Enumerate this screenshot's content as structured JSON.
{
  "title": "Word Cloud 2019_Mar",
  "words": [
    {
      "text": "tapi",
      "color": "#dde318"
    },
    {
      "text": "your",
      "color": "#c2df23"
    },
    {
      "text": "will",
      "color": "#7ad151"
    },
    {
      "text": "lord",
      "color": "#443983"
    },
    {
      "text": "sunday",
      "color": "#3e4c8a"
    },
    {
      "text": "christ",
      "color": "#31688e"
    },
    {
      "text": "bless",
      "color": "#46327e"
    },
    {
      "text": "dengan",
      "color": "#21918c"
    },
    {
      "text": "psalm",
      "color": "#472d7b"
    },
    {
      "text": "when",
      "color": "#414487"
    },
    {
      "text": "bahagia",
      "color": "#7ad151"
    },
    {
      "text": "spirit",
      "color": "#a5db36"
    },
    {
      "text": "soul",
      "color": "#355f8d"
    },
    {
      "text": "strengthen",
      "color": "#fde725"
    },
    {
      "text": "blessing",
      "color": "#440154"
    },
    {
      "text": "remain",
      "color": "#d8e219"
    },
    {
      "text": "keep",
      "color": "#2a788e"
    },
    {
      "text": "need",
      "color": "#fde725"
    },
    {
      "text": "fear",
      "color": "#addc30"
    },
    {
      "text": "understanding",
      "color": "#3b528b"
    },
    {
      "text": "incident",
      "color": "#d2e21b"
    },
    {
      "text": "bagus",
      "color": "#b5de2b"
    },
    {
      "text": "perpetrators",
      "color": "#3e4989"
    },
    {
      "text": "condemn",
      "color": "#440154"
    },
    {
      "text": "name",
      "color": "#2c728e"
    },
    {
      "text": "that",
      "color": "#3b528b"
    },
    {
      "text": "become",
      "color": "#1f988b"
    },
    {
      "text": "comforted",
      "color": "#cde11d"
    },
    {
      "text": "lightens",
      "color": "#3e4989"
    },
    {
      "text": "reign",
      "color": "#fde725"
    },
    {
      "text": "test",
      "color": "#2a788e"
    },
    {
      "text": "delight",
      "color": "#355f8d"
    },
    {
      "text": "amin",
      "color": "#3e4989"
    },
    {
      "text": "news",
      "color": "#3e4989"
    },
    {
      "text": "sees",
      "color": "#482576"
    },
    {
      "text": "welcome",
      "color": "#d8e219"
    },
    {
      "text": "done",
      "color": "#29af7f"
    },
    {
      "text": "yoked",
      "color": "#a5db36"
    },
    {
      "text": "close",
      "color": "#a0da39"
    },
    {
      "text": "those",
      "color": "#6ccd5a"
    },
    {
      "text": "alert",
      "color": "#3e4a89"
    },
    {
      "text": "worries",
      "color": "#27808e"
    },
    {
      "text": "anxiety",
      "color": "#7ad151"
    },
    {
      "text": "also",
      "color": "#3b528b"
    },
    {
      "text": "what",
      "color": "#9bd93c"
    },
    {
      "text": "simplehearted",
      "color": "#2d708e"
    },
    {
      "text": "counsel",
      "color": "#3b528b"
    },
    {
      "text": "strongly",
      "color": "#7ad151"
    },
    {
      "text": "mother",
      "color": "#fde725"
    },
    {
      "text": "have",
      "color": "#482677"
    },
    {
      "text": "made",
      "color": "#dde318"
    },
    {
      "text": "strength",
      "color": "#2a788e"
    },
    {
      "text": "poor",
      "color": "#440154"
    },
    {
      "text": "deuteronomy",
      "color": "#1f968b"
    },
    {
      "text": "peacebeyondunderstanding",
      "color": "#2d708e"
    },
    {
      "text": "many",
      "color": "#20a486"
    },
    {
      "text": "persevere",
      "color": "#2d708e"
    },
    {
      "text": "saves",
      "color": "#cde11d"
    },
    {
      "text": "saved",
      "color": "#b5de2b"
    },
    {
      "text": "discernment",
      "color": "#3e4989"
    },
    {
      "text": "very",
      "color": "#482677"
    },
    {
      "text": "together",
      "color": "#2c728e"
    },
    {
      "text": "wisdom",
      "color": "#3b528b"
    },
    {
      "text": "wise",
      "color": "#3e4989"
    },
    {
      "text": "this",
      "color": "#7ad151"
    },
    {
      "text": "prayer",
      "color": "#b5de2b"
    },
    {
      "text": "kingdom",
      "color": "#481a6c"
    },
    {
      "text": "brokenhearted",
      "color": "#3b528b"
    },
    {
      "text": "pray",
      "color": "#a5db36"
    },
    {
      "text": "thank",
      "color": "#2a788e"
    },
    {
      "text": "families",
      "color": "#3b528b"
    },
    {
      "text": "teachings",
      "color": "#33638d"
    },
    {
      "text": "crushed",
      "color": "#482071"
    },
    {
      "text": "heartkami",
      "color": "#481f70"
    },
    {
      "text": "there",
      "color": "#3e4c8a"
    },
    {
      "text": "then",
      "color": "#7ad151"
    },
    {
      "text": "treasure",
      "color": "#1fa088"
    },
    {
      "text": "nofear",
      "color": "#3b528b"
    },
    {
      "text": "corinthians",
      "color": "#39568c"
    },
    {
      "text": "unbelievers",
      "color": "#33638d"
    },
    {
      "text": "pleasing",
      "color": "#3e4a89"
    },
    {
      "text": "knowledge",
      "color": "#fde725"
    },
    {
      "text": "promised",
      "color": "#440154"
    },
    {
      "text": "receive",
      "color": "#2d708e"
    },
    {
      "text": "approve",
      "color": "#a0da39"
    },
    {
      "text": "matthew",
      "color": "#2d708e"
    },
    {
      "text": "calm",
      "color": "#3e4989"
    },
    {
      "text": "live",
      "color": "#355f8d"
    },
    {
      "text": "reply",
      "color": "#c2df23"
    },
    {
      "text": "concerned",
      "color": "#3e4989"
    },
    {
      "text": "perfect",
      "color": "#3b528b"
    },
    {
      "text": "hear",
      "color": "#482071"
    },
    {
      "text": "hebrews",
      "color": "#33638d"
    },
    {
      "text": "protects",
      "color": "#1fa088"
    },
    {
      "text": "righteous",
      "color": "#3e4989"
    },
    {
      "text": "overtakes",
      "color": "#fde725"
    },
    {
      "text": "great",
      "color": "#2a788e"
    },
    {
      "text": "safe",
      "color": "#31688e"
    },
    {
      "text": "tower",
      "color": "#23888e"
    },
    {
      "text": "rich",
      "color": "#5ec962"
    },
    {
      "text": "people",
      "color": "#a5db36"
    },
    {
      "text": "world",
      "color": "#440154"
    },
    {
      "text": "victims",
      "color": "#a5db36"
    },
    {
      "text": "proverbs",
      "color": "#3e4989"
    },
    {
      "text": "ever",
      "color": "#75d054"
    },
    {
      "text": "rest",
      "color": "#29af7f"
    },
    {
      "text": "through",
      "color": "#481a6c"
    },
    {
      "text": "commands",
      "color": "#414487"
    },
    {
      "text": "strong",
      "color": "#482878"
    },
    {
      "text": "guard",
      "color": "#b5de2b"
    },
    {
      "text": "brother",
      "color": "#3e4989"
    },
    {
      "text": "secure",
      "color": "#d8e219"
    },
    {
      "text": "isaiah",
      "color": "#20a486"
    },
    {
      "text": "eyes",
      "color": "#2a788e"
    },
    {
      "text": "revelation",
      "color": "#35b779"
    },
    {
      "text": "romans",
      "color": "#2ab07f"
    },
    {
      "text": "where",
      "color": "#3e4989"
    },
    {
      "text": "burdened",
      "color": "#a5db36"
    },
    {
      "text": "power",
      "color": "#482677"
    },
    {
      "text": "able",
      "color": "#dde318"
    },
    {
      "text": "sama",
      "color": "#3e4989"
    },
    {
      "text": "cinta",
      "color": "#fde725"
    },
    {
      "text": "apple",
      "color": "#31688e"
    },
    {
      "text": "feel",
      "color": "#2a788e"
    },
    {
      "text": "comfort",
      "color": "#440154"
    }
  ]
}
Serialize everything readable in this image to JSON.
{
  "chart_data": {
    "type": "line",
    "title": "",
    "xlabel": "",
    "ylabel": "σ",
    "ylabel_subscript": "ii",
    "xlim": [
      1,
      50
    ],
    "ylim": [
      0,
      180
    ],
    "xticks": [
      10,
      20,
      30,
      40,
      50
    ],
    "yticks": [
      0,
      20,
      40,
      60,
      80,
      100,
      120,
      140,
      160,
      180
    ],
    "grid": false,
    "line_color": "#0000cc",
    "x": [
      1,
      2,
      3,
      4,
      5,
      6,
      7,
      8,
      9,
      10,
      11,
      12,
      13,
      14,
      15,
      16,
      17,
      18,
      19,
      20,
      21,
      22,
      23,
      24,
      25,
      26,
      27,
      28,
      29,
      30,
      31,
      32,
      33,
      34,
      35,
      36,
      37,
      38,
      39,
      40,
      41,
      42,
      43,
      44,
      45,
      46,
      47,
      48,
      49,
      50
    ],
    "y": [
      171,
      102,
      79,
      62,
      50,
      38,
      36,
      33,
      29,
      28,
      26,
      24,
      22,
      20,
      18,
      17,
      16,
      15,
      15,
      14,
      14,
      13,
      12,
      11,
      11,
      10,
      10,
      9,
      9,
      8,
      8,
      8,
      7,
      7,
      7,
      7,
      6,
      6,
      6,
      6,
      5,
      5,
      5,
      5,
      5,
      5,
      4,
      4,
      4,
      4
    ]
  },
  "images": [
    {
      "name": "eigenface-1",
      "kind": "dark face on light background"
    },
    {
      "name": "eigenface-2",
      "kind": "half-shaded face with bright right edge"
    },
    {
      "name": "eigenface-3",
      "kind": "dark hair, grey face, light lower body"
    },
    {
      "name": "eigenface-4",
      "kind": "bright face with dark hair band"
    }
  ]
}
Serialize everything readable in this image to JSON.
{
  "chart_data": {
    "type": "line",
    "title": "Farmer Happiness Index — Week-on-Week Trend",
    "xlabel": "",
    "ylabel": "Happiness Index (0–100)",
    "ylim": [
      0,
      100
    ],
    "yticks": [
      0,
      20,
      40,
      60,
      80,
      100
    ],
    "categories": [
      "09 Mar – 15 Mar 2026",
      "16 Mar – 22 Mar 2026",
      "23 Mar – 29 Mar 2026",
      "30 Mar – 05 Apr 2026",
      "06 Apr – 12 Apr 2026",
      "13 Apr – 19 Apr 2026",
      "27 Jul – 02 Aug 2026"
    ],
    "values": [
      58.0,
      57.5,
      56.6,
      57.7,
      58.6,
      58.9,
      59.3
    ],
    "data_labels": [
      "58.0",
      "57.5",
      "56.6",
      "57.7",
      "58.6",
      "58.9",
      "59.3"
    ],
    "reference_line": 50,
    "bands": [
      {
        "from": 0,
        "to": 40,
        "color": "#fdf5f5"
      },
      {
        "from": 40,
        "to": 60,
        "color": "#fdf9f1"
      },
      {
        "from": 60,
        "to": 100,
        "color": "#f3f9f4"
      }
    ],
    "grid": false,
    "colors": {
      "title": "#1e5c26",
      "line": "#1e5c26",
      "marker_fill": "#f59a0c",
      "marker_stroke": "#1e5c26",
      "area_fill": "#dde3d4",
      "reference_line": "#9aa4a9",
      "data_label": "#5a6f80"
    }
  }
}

▸ **What to produce**:
Select every line in the material above where the string "dark" occurs, and copy it.

▸ **Exercise answer**:
      "kind": "dark face on light background"
      "kind": "dark hair, grey face, light lower body"
      "kind": "bright face with dark hair band"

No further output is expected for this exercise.